>> Begin Entries

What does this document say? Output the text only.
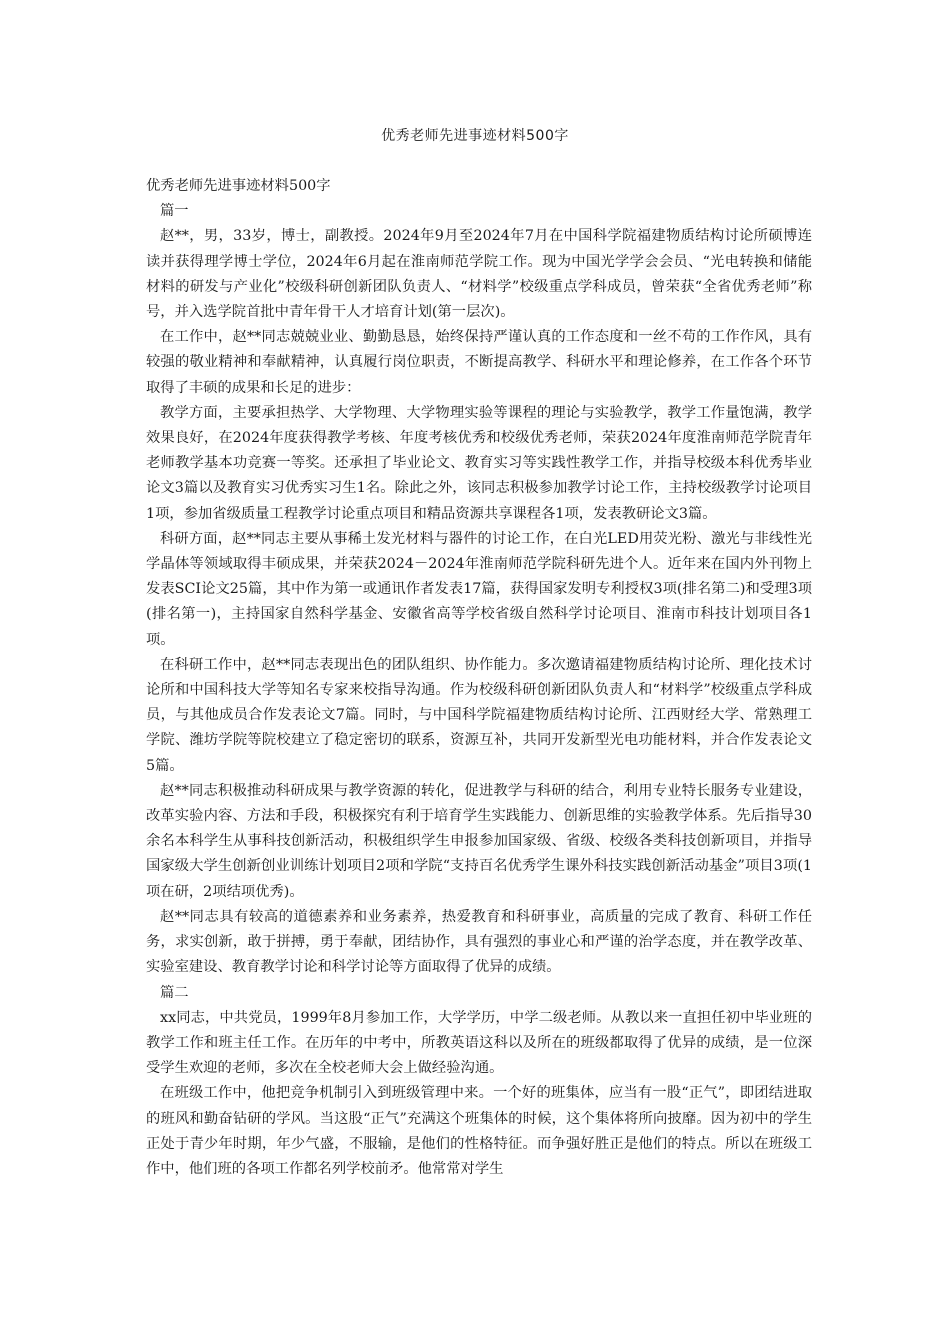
优秀老师先进事迹材料500字

优秀老师先进事迹材料500字

篇一

赵**，男，33岁，博士，副教授。2024年9月至2024年7月在中国科学院福建物质结构讨论所硕博连读并获得理学博士学位，2024年6月起在淮南师范学院工作。现为中国光学学会会员、“光电转换和储能材料的研发与产业化”校级科研创新团队负责人、“材料学”校级重点学科成员，曾荣获“全省优秀老师”称号，并入选学院首批中青年骨干人才培育计划(第一层次)。

在工作中，赵**同志兢兢业业、勤勤恳恳，始终保持严谨认真的工作态度和一丝不苟的工作作风，具有较强的敬业精神和奉献精神，认真履行岗位职责，不断提高教学、科研水平和理论修养，在工作各个环节取得了丰硕的成果和长足的进步：

教学方面，主要承担热学、大学物理、大学物理实验等课程的理论与实验教学，教学工作量饱满，教学效果良好，在2024年度获得教学考核、年度考核优秀和校级优秀老师，荣获2024年度淮南师范学院青年老师教学基本功竞赛一等奖。还承担了毕业论文、教育实习等实践性教学工作，并指导校级本科优秀毕业论文3篇以及教育实习优秀实习生1名。除此之外，该同志积极参加教学讨论工作，主持校级教学讨论项目1项，参加省级质量工程教学讨论重点项目和精品资源共享课程各1项，发表教研论文3篇。

科研方面，赵**同志主要从事稀土发光材料与器件的讨论工作，在白光LED用荧光粉、激光与非线性光学晶体等领域取得丰硕成果，并荣获2024－2024年淮南师范学院科研先进个人。近年来在国内外刊物上发表SCI论文25篇，其中作为第一或通讯作者发表17篇，获得国家发明专利授权3项(排名第二)和受理3项(排名第一)，主持国家自然科学基金、安徽省高等学校省级自然科学讨论项目、淮南市科技计划项目各1项。

在科研工作中，赵**同志表现出色的团队组织、协作能力。多次邀请福建物质结构讨论所、理化技术讨论所和中国科技大学等知名专家来校指导沟通。作为校级科研创新团队负责人和“材料学”校级重点学科成员，与其他成员合作发表论文7篇。同时，与中国科学院福建物质结构讨论所、江西财经大学、常熟理工学院、潍坊学院等院校建立了稳定密切的联系，资源互补，共同开发新型光电功能材料，并合作发表论文5篇。

赵**同志积极推动科研成果与教学资源的转化，促进教学与科研的结合，利用专业特长服务专业建设，改革实验内容、方法和手段，积极探究有利于培育学生实践能力、创新思维的实验教学体系。先后指导30余名本科学生从事科技创新活动，积极组织学生申报参加国家级、省级、校级各类科技创新项目，并指导国家级大学生创新创业训练计划项目2项和学院“支持百名优秀学生课外科技实践创新活动基金”项目3项(1项在研，2项结项优秀)。

赵**同志具有较高的道德素养和业务素养，热爱教育和科研事业，高质量的完成了教育、科研工作任务，求实创新，敢于拼搏，勇于奉献，团结协作，具有强烈的事业心和严谨的治学态度，并在教学改革、实验室建设、教育教学讨论和科学讨论等方面取得了优异的成绩。

篇二

xx同志，中共党员，1999年8月参加工作，大学学历，中学二级老师。从教以来一直担任初中毕业班的教学工作和班主任工作。在历年的中考中，所教英语这科以及所在的班级都取得了优异的成绩，是一位深受学生欢迎的老师，多次在全校老师大会上做经验沟通。

在班级工作中，他把竞争机制引入到班级管理中来。一个好的班集体，应当有一股“正气”，即团结进取的班风和勤奋钻研的学风。当这股“正气”充满这个班集体的时候，这个集体将所向披靡。因为初中的学生正处于青少年时期，年少气盛，不服输，是他们的性格特征。而争强好胜正是他们的特点。所以在班级工作中，他们班的各项工作都名列学校前矛。他常常对学生
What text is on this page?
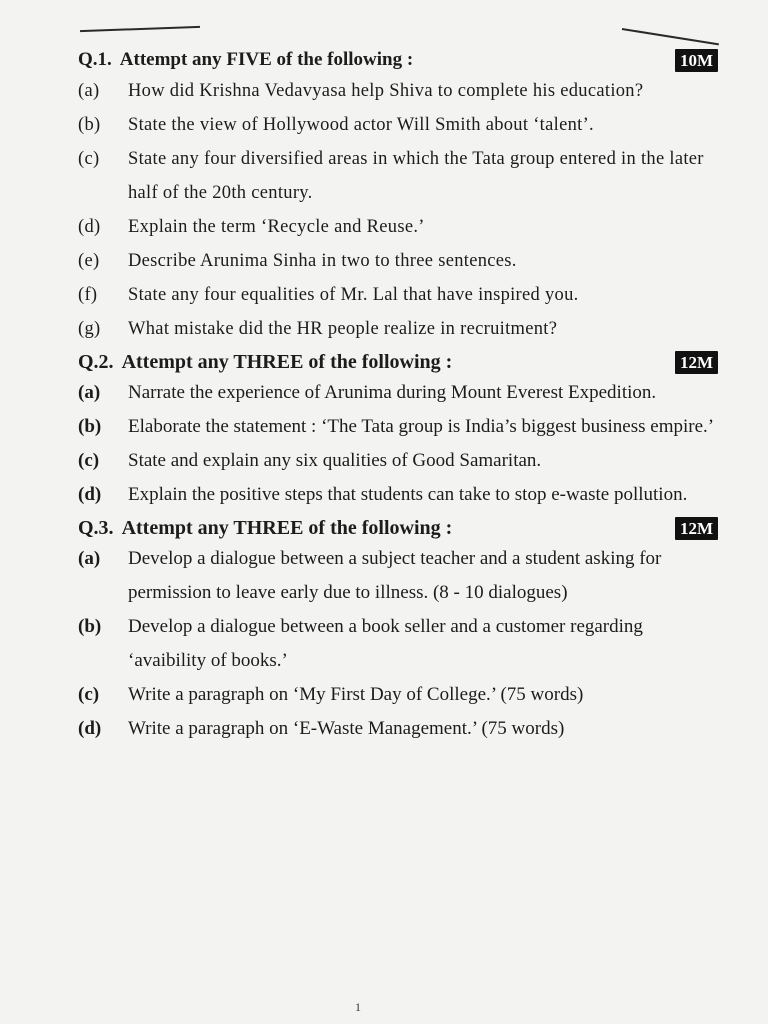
Q.1. Attempt any FIVE of the following :	10M
(a)	How did Krishna Vedavyasa help Shiva to complete his education?
(b)	State the view of Hollywood actor Will Smith about ‘talent’.
(c)	State any four diversified areas in which the Tata group entered in the later half of the 20th century.
(d)	Explain the term ‘Recycle and Reuse.’
(e)	Describe Arunima Sinha in two to three sentences.
(f)	State any four equalities of Mr. Lal that have inspired you.
(g)	What mistake did the HR people realize in recruitment?
Q.2. Attempt any THREE of the following :	12M
(a)	Narrate the experience of Arunima during Mount Everest Expedition.
(b)	Elaborate the statement : ‘The Tata group is India’s biggest business empire.’
(c)	State and explain any six qualities of Good Samaritan.
(d)	Explain the positive steps that students can take to stop e-waste pollution.
Q.3. Attempt any THREE of the following :	12M
(a)	Develop a dialogue between a subject teacher and a student asking for permission to leave early due to illness. (8 - 10 dialogues)
(b)	Develop a dialogue between a book seller and a customer regarding ‘avaibility of books.’
(c)	Write a paragraph on ‘My First Day of College.’ (75 words)
(d)	Write a paragraph on ‘E-Waste Management.’ (75 words)
1
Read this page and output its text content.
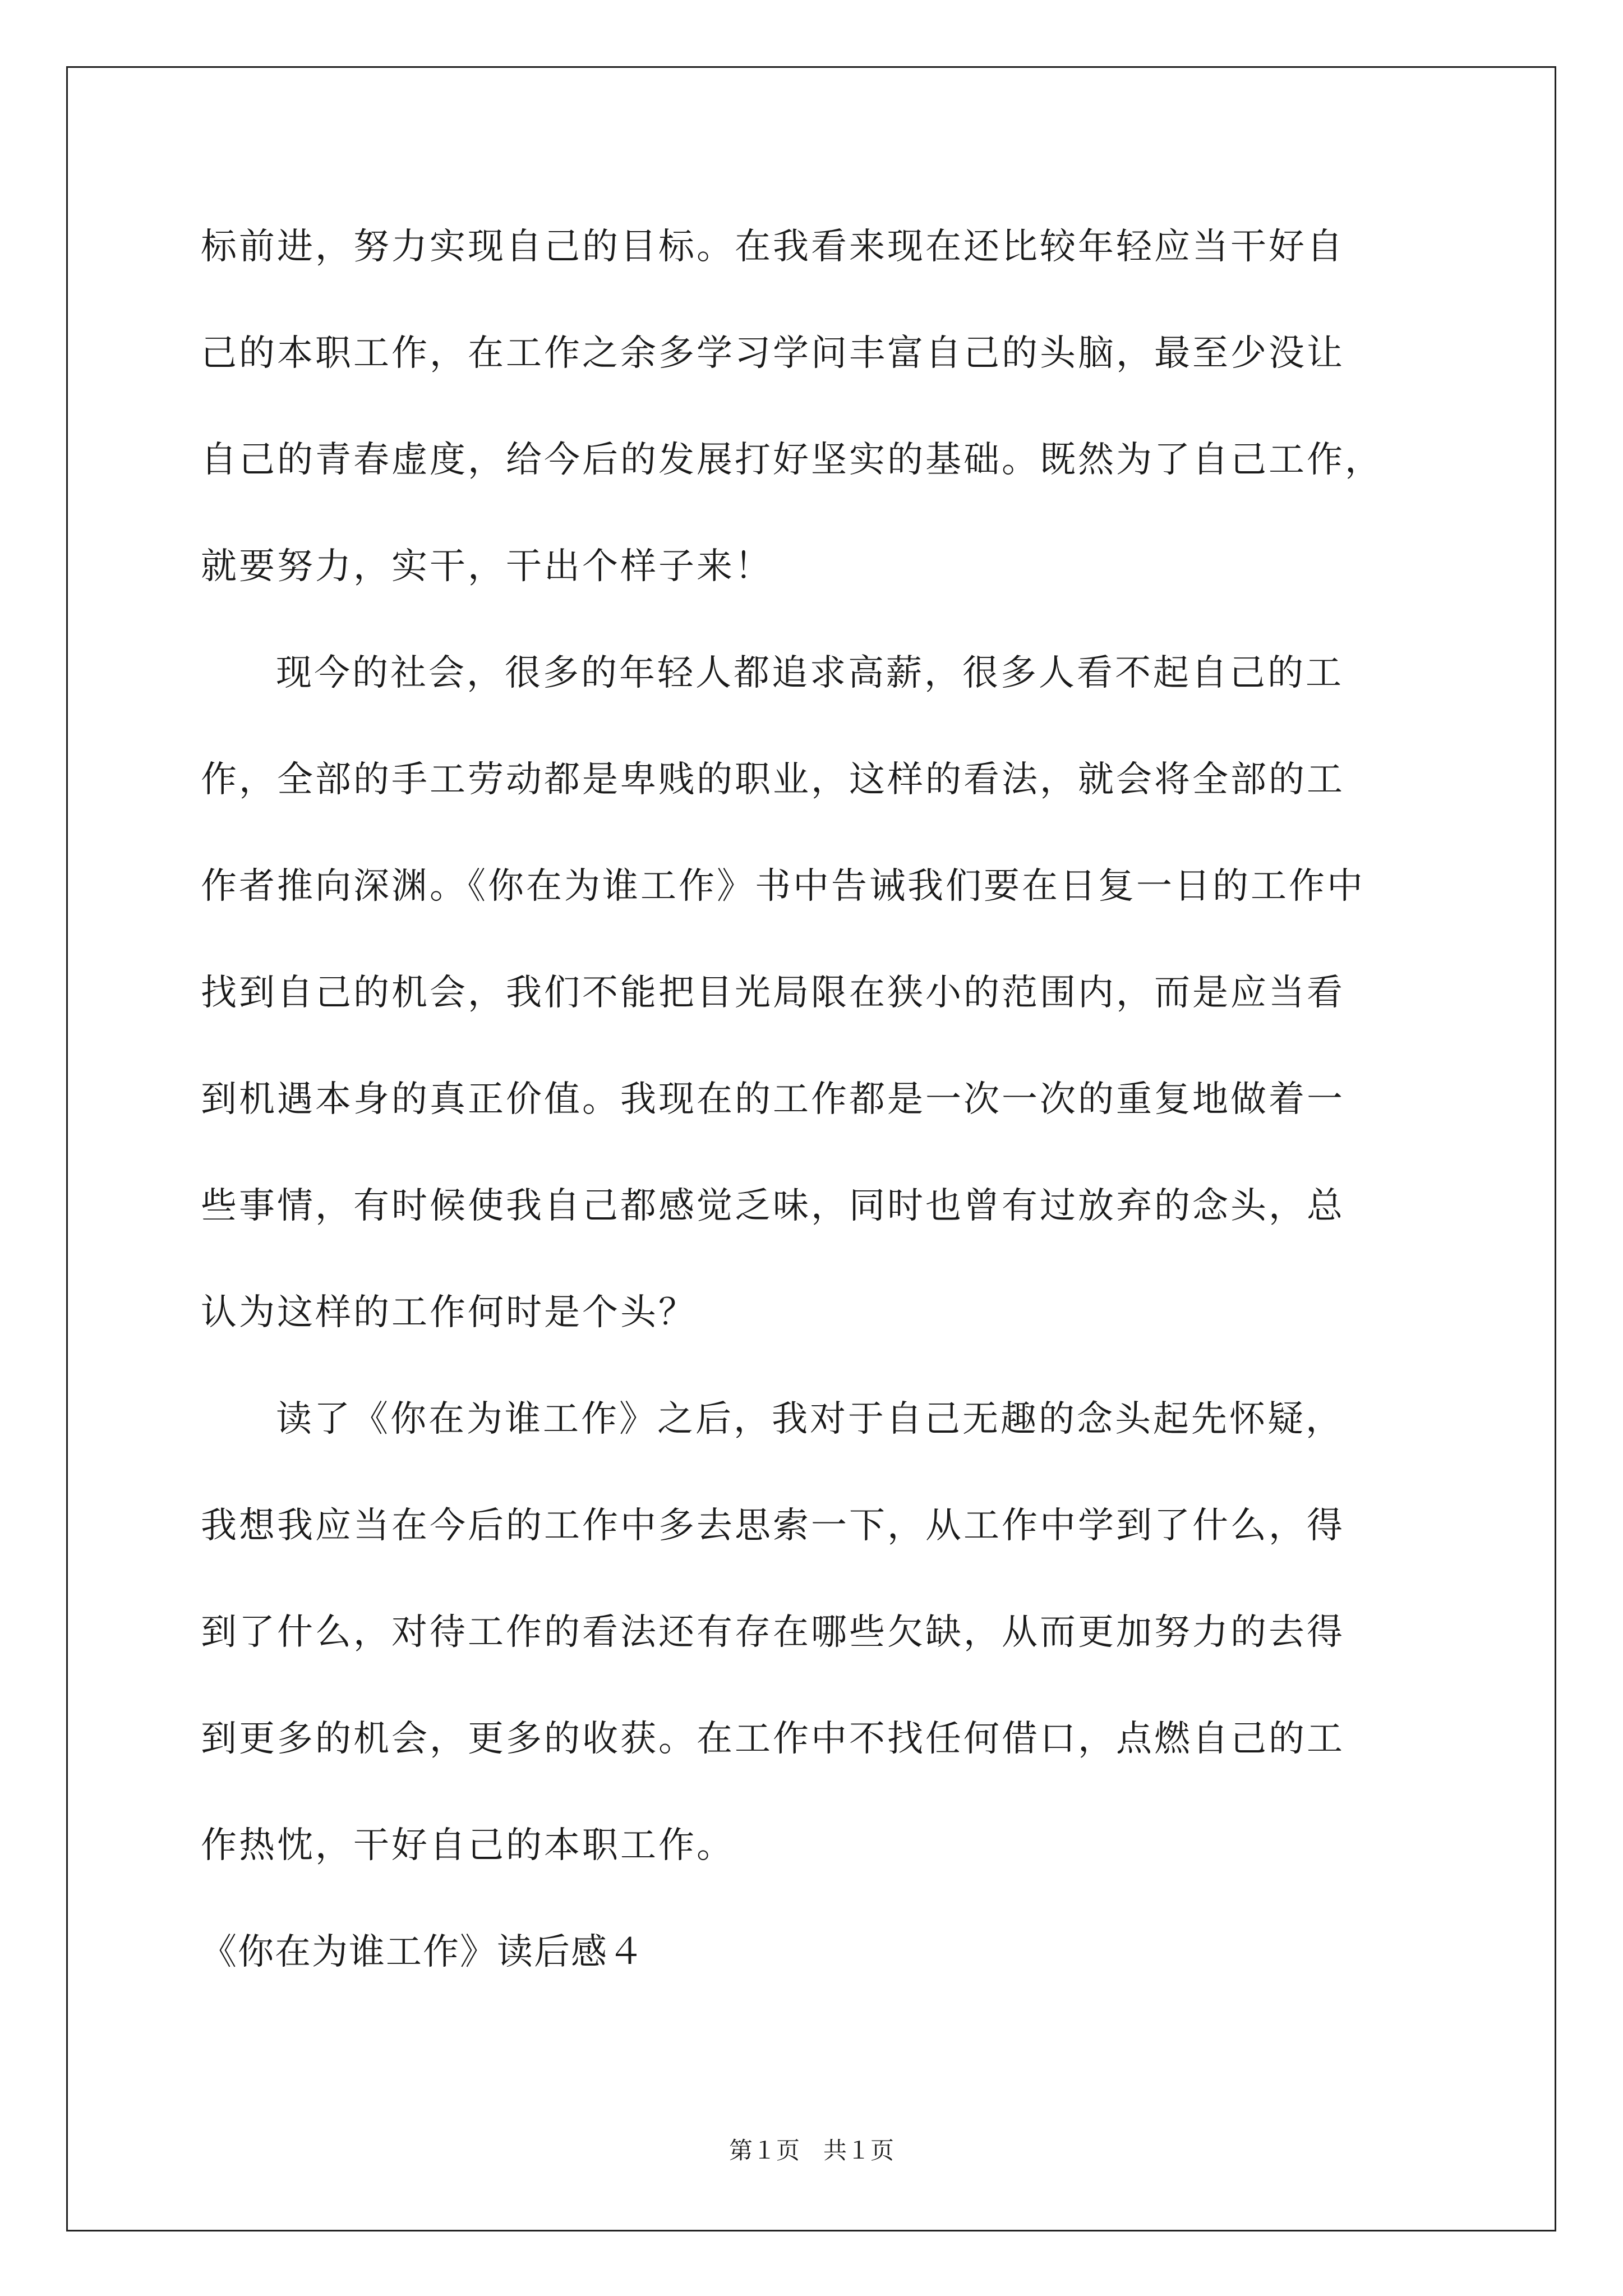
标前进，努力实现自己的目标。在我看来现在还比较年轻应当干好自
己的本职工作，在工作之余多学习学问丰富自己的头脑，最至少没让
自己的青春虚度，给今后的发展打好坚实的基础。既然为了自己工作，
就要努力，实干，干出个样子来！
现今的社会，很多的年轻人都追求高薪，很多人看不起自己的工
作，全部的手工劳动都是卑贱的职业，这样的看法，就会将全部的工
作者推向深渊。《你在为谁工作》书中告诫我们要在日复一日的工作中
找到自己的机会，我们不能把目光局限在狭小的范围内，而是应当看
到机遇本身的真正价值。我现在的工作都是一次一次的重复地做着一
些事情，有时候使我自己都感觉乏味，同时也曾有过放弃的念头，总
认为这样的工作何时是个头？
读了《你在为谁工作》之后，我对于自己无趣的念头起先怀疑，
我想我应当在今后的工作中多去思索一下，从工作中学到了什么，得
到了什么，对待工作的看法还有存在哪些欠缺，从而更加努力的去得
到更多的机会，更多的收获。在工作中不找任何借口，点燃自己的工
作热忱，干好自己的本职工作。
《你在为谁工作》读后感４
第１页　共１页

>> End Entries

» **Exercise instructions**: Reproduce all entries without any change, and omit the pictures.

» **Full response**:
What does this document say? Output the text only.
优秀老师先进事迹材料500字

优秀老师先进事迹材料500字

篇一

赵**，男，33岁，博士，副教授。2024年9月至2024年7月在中国科学院福建物质结构讨论所硕博连读并获得理学博士学位，2024年6月起在淮南师范学院工作。现为中国光学学会会员、“光电转换和储能材料的研发与产业化”校级科研创新团队负责人、“材料学”校级重点学科成员，曾荣获“全省优秀老师”称号，并入选学院首批中青年骨干人才培育计划(第一层次)。

在工作中，赵**同志兢兢业业、勤勤恳恳，始终保持严谨认真的工作态度和一丝不苟的工作作风，具有较强的敬业精神和奉献精神，认真履行岗位职责，不断提高教学、科研水平和理论修养，在工作各个环节取得了丰硕的成果和长足的进步：

教学方面，主要承担热学、大学物理、大学物理实验等课程的理论与实验教学，教学工作量饱满，教学效果良好，在2024年度获得教学考核、年度考核优秀和校级优秀老师，荣获2024年度淮南师范学院青年老师教学基本功竞赛一等奖。还承担了毕业论文、教育实习等实践性教学工作，并指导校级本科优秀毕业论文3篇以及教育实习优秀实习生1名。除此之外，该同志积极参加教学讨论工作，主持校级教学讨论项目1项，参加省级质量工程教学讨论重点项目和精品资源共享课程各1项，发表教研论文3篇。

科研方面，赵**同志主要从事稀土发光材料与器件的讨论工作，在白光LED用荧光粉、激光与非线性光学晶体等领域取得丰硕成果，并荣获2024－2024年淮南师范学院科研先进个人。近年来在国内外刊物上发表SCI论文25篇，其中作为第一或通讯作者发表17篇，获得国家发明专利授权3项(排名第二)和受理3项(排名第一)，主持国家自然科学基金、安徽省高等学校省级自然科学讨论项目、淮南市科技计划项目各1项。

在科研工作中，赵**同志表现出色的团队组织、协作能力。多次邀请福建物质结构讨论所、理化技术讨论所和中国科技大学等知名专家来校指导沟通。作为校级科研创新团队负责人和“材料学”校级重点学科成员，与其他成员合作发表论文7篇。同时，与中国科学院福建物质结构讨论所、江西财经大学、常熟理工学院、潍坊学院等院校建立了稳定密切的联系，资源互补，共同开发新型光电功能材料，并合作发表论文5篇。

赵**同志积极推动科研成果与教学资源的转化，促进教学与科研的结合，利用专业特长服务专业建设，改革实验内容、方法和手段，积极探究有利于培育学生实践能力、创新思维的实验教学体系。先后指导30余名本科学生从事科技创新活动，积极组织学生申报参加国家级、省级、校级各类科技创新项目，并指导国家级大学生创新创业训练计划项目2项和学院“支持百名优秀学生课外科技实践创新活动基金”项目3项(1项在研，2项结项优秀)。

赵**同志具有较高的道德素养和业务素养，热爱教育和科研事业，高质量的完成了教育、科研工作任务，求实创新，敢于拼搏，勇于奉献，团结协作，具有强烈的事业心和严谨的治学态度，并在教学改革、实验室建设、教育教学讨论和科学讨论等方面取得了优异的成绩。

篇二

xx同志，中共党员，1999年8月参加工作，大学学历，中学二级老师。从教以来一直担任初中毕业班的教学工作和班主任工作。在历年的中考中，所教英语这科以及所在的班级都取得了优异的成绩，是一位深受学生欢迎的老师，多次在全校老师大会上做经验沟通。

在班级工作中，他把竞争机制引入到班级管理中来。一个好的班集体，应当有一股“正气”，即团结进取的班风和勤奋钻研的学风。当这股“正气”充满这个班集体的时候，这个集体将所向披靡。因为初中的学生正处于青少年时期，年少气盛，不服输，是他们的性格特征。而争强好胜正是他们的特点。所以在班级工作中，他们班的各项工作都名列学校前矛。他常常对学生
What text is on this page?
Q.1. Attempt any FIVE of the following :	10M
(a)	How did Krishna Vedavyasa help Shiva to complete his education?
(b)	State the view of Hollywood actor Will Smith about ‘talent’.
(c)	State any four diversified areas in which the Tata group entered in the later half of the 20th century.
(d)	Explain the term ‘Recycle and Reuse.’
(e)	Describe Arunima Sinha in two to three sentences.
(f)	State any four equalities of Mr. Lal that have inspired you.
(g)	What mistake did the HR people realize in recruitment?
Q.2. Attempt any THREE of the following :	12M
(a)	Narrate the experience of Arunima during Mount Everest Expedition.
(b)	Elaborate the statement : ‘The Tata group is India’s biggest business empire.’
(c)	State and explain any six qualities of Good Samaritan.
(d)	Explain the positive steps that students can take to stop e-waste pollution.
Q.3. Attempt any THREE of the following :	12M
(a)	Develop a dialogue between a subject teacher and a student asking for permission to leave early due to illness. (8 - 10 dialogues)
(b)	Develop a dialogue between a book seller and a customer regarding ‘avaibility of books.’
(c)	Write a paragraph on ‘My First Day of College.’ (75 words)
(d)	Write a paragraph on ‘E-Waste Management.’ (75 words)
1
Read this page and output its text content.
标前进，努力实现自己的目标。在我看来现在还比较年轻应当干好自
己的本职工作，在工作之余多学习学问丰富自己的头脑，最至少没让
自己的青春虚度，给今后的发展打好坚实的基础。既然为了自己工作，
就要努力，实干，干出个样子来！
现今的社会，很多的年轻人都追求高薪，很多人看不起自己的工
作，全部的手工劳动都是卑贱的职业，这样的看法，就会将全部的工
作者推向深渊。《你在为谁工作》书中告诫我们要在日复一日的工作中
找到自己的机会，我们不能把目光局限在狭小的范围内，而是应当看
到机遇本身的真正价值。我现在的工作都是一次一次的重复地做着一
些事情，有时候使我自己都感觉乏味，同时也曾有过放弃的念头，总
认为这样的工作何时是个头？
读了《你在为谁工作》之后，我对于自己无趣的念头起先怀疑，
我想我应当在今后的工作中多去思索一下，从工作中学到了什么，得
到了什么，对待工作的看法还有存在哪些欠缺，从而更加努力的去得
到更多的机会，更多的收获。在工作中不找任何借口，点燃自己的工
作热忱，干好自己的本职工作。
《你在为谁工作》读后感４
第１页　共１页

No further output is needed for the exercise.